## Problems to work on
[1] Reproduce the whole episode review word for word.
[2] Recast the records as a Markdown table with the columns "Row" and "Entry", starting at the line that contains "clear-icon[interactable]: ✕ bbox=[474, 478, 492, 496]" and ending at the line that contains "about-icon[interactable]: ● bbox=[894, 67, 920, 93]". Give a row number and the line in each row, and leave out blank lines.

3 4 mins 12 yrs

“He grew up and he learned the meaning of duty.”


A dangerous dilemma faces Arthur and Merlin this week as their actions pose severe consequences for the future of Camelot, and the survival of Arthur in some very cleverly riddled, but highly frustrating scriptwriting.

Three soothsayers known as ‘The Disir’ task sorcerer Osgar with passing on a coin containing the judgement of the Triple Goddess onto King Arthur for his punishments of sorcerers and refusal to acknowledge the Old Religion; Osgar does so giving his life in the process. Arthur initially thinks its nonsense while Merlin wonders why a powerful sorcerer would give his life to deliver the trinket if it has no value. Gaius warns Arthur of The Disir’s power and how he is “old enough to be wary of dismissing other people beliefs.” Merlin summons the dragon who warns Merlin that if he gets the chance to kill Mordred again he must take it, to save Arthur and the future of Albion.

Element and region listings:
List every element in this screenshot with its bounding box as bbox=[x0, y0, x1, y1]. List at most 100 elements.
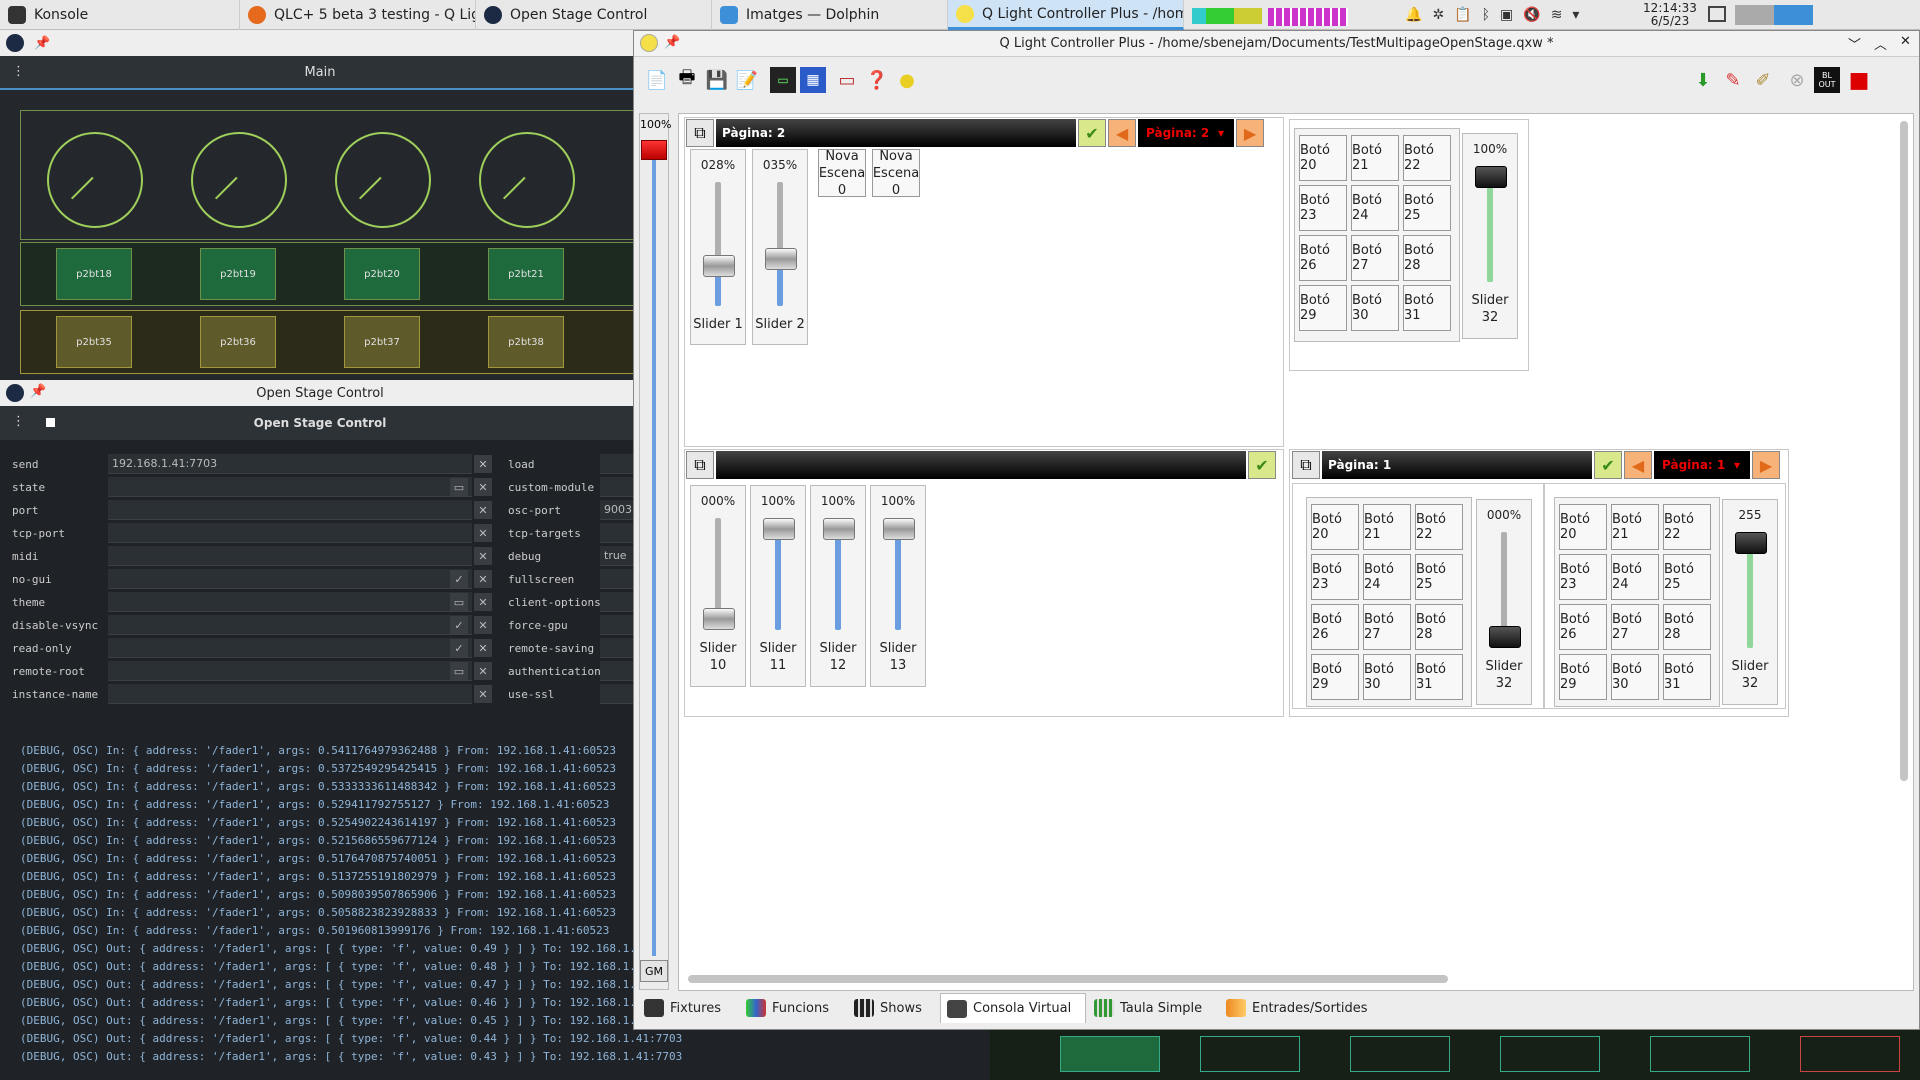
clear-icon[interactable]: ✕ bbox=[474, 478, 492, 496]
dmx-grid-icon[interactable]: ▦ bbox=[800, 67, 826, 93]
save-as-icon[interactable]: 📝 bbox=[734, 67, 760, 93]
slider-widget[interactable]: 100% Slider 32 bbox=[1462, 133, 1518, 339]
task-qlc-testing[interactable]: QLC+ 5 beta 3 testing - Q Light ... bbox=[240, 0, 476, 30]
notifications-icon[interactable]: 🔔 bbox=[1405, 7, 1422, 23]
about-icon[interactable]: ● bbox=[894, 67, 920, 93]
enable-frame-icon[interactable]: ✔ bbox=[1594, 451, 1622, 479]
scene-button[interactable]: Nova Escena 0 bbox=[872, 149, 920, 198]
grid-button[interactable]: Botó 23 bbox=[1311, 554, 1359, 600]
next-page-icon[interactable]: ▶ bbox=[1236, 119, 1264, 147]
clock[interactable]: 12:14:33 6/5/23 bbox=[1640, 2, 1700, 28]
grid-button[interactable]: Botó 25 bbox=[1403, 185, 1451, 231]
grid-button[interactable]: Botó 27 bbox=[1363, 604, 1411, 650]
option-field[interactable] bbox=[108, 500, 472, 520]
collapse-frame-icon[interactable]: ⧉ bbox=[686, 451, 714, 479]
add-widget-icon[interactable]: ⬇ bbox=[1690, 67, 1716, 93]
clear-icon[interactable]: ✕ bbox=[474, 662, 492, 680]
stop-all-icon[interactable]: ⊗ bbox=[1784, 67, 1810, 93]
grid-button[interactable]: Botó 23 bbox=[1299, 185, 1347, 231]
slider-widget[interactable]: 028% Slider 1 bbox=[690, 149, 746, 345]
slider-widget[interactable]: 035% Slider 2 bbox=[752, 149, 808, 345]
grid-button[interactable]: Botó 27 bbox=[1351, 235, 1399, 281]
option-field[interactable] bbox=[108, 477, 472, 497]
task-konsole[interactable]: Konsole bbox=[0, 0, 240, 30]
slider-widget[interactable]: 100% Slider 13 bbox=[870, 485, 926, 687]
checkbox-icon[interactable]: ✓ bbox=[450, 616, 468, 634]
slider-handle[interactable] bbox=[763, 518, 795, 540]
osc-button[interactable]: p2bt20 bbox=[344, 248, 420, 300]
page-select[interactable]: Pàgina: 2 ▾ bbox=[1138, 119, 1234, 147]
new-workspace-icon[interactable]: 📄 bbox=[644, 67, 670, 93]
close-icon[interactable]: ✕ bbox=[1900, 34, 1911, 49]
grid-button[interactable]: Botó 26 bbox=[1299, 235, 1347, 281]
grand-master-slider[interactable] bbox=[641, 140, 667, 160]
knob[interactable] bbox=[40, 125, 150, 235]
task-dolphin[interactable]: Imatges — Dolphin bbox=[712, 0, 948, 30]
checkbox-icon[interactable]: ✓ bbox=[450, 639, 468, 657]
tab-fixtures[interactable]: Fixtures bbox=[638, 993, 738, 1023]
grid-button[interactable]: Botó 24 bbox=[1351, 185, 1399, 231]
clear-icon[interactable]: ✕ bbox=[474, 455, 492, 473]
monitor-icon[interactable]: ▭ bbox=[770, 67, 796, 93]
clear-icon[interactable]: ✕ bbox=[474, 639, 492, 657]
task-qlc-plus[interactable]: Q Light Controller Plus - /home... bbox=[948, 0, 1184, 30]
menu-icon[interactable]: ⋮ bbox=[12, 414, 25, 429]
grid-button[interactable]: Botó 29 bbox=[1299, 285, 1347, 331]
pager-widget[interactable] bbox=[1735, 5, 1813, 25]
enable-frame-icon[interactable]: ✔ bbox=[1248, 451, 1276, 479]
grid-button[interactable]: Botó 28 bbox=[1403, 235, 1451, 281]
knob[interactable] bbox=[184, 125, 294, 235]
option-field[interactable] bbox=[108, 569, 472, 589]
bluetooth-icon[interactable]: ᛒ bbox=[1482, 7, 1490, 23]
wifi-icon[interactable]: ≋ bbox=[1551, 7, 1563, 23]
grid-button[interactable]: Botó 31 bbox=[1663, 654, 1711, 700]
grid-button[interactable]: Botó 22 bbox=[1415, 504, 1463, 550]
grid-button[interactable]: Botó 20 bbox=[1299, 135, 1347, 181]
grid-button[interactable]: Botó 28 bbox=[1415, 604, 1463, 650]
grid-button[interactable]: Botó 21 bbox=[1611, 504, 1659, 550]
scene-button[interactable]: Nova Escena 0 bbox=[818, 149, 866, 198]
operate-mode-icon[interactable]: ✐ bbox=[1750, 67, 1776, 93]
osc-button[interactable]: p2bt37 bbox=[344, 316, 420, 368]
slider-handle[interactable] bbox=[883, 518, 915, 540]
option-field[interactable] bbox=[108, 661, 472, 681]
tab-taula-simple[interactable]: Taula Simple bbox=[1088, 993, 1218, 1023]
slider-widget[interactable]: 255 Slider 32 bbox=[1722, 499, 1778, 705]
pin-icon[interactable]: 📌 bbox=[30, 384, 46, 399]
help-icon[interactable]: ❓ bbox=[864, 67, 890, 93]
horizontal-scrollbar[interactable] bbox=[688, 975, 1448, 983]
grid-button[interactable]: Botó 25 bbox=[1663, 554, 1711, 600]
slider-handle[interactable] bbox=[1475, 166, 1507, 188]
enable-frame-icon[interactable]: ✔ bbox=[1078, 119, 1106, 147]
run-mode-icon[interactable]: ■ bbox=[1846, 67, 1872, 93]
osc-button[interactable]: p2bt19 bbox=[200, 248, 276, 300]
tab-funcions[interactable]: Funcions bbox=[740, 993, 846, 1023]
grid-button[interactable]: Botó 26 bbox=[1311, 604, 1359, 650]
slider-widget[interactable]: 100% Slider 11 bbox=[750, 485, 806, 687]
grid-button[interactable]: Botó 29 bbox=[1559, 654, 1607, 700]
knob[interactable] bbox=[472, 125, 582, 235]
fullscreen-icon[interactable]: ▭ bbox=[834, 67, 860, 93]
stop-icon[interactable] bbox=[46, 418, 55, 427]
pin-icon[interactable]: 📌 bbox=[664, 35, 680, 50]
grid-button[interactable]: Botó 31 bbox=[1415, 654, 1463, 700]
checkbox-icon[interactable]: ✓ bbox=[450, 570, 468, 588]
collapse-frame-icon[interactable]: ⧉ bbox=[1292, 451, 1320, 479]
previous-page-icon[interactable]: ◀ bbox=[1108, 119, 1136, 147]
grid-button[interactable]: Botó 30 bbox=[1363, 654, 1411, 700]
option-field[interactable] bbox=[108, 592, 472, 612]
clear-icon[interactable]: ✕ bbox=[474, 685, 492, 703]
option-field[interactable] bbox=[108, 546, 472, 566]
slider-widget[interactable]: 100% Slider 12 bbox=[810, 485, 866, 687]
clear-icon[interactable]: ✕ bbox=[474, 547, 492, 565]
grid-button[interactable]: Botó 22 bbox=[1663, 504, 1711, 550]
slider-widget[interactable]: 000% Slider 10 bbox=[690, 485, 746, 687]
previous-page-icon[interactable]: ◀ bbox=[1624, 451, 1652, 479]
blackout-icon[interactable]: BL OUT bbox=[1814, 67, 1840, 93]
grand-master-button[interactable]: GM bbox=[640, 960, 668, 982]
grid-button[interactable]: Botó 30 bbox=[1611, 654, 1659, 700]
osc-button[interactable]: p2bt18 bbox=[56, 248, 132, 300]
tab-shows[interactable]: Shows bbox=[848, 993, 938, 1023]
grid-button[interactable]: Botó 30 bbox=[1351, 285, 1399, 331]
slider-handle[interactable] bbox=[1735, 532, 1767, 554]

## Solution set
[1]
3 4 mins 12 yrs

“He grew up and he learned the meaning of duty.”


A dangerous dilemma faces Arthur and Merlin this week as their actions pose severe consequences for the future of Camelot, and the survival of Arthur in some very cleverly riddled, but highly frustrating scriptwriting.

Three soothsayers known as ‘The Disir’ task sorcerer Osgar with passing on a coin containing the judgement of the Triple Goddess onto King Arthur for his punishments of sorcerers and refusal to acknowledge the Old Religion; Osgar does so giving his life in the process. Arthur initially thinks its nonsense while Merlin wonders why a powerful sorcerer would give his life to deliver the trinket if it has no value. Gaius warns Arthur of The Disir’s power and how he is “old enough to be wary of dismissing other people beliefs.” Merlin summons the dragon who warns Merlin that if he gets the chance to kill Mordred again he must take it, to save Arthur and the future of Albion.

[2]
| Row | Entry |
|---|---|
| 1 | clear-icon[interactable]: ✕ bbox=[474, 478, 492, 496] |
| 2 | dmx-grid-icon[interactable]: ▦ bbox=[800, 67, 826, 93] |
| 3 | save-as-icon[interactable]: 📝 bbox=[734, 67, 760, 93] |
| 4 | slider-widget[interactable]: 100% Slider 32 bbox=[1462, 133, 1518, 339] |
| 5 | task-qlc-testing[interactable]: QLC+ 5 beta 3 testing - Q Light ... bbox=[240, 0, 476, 30] |
| 6 | notifications-icon[interactable]: 🔔 bbox=[1405, 7, 1422, 23] |
| 7 | about-icon[interactable]: ● bbox=[894, 67, 920, 93] |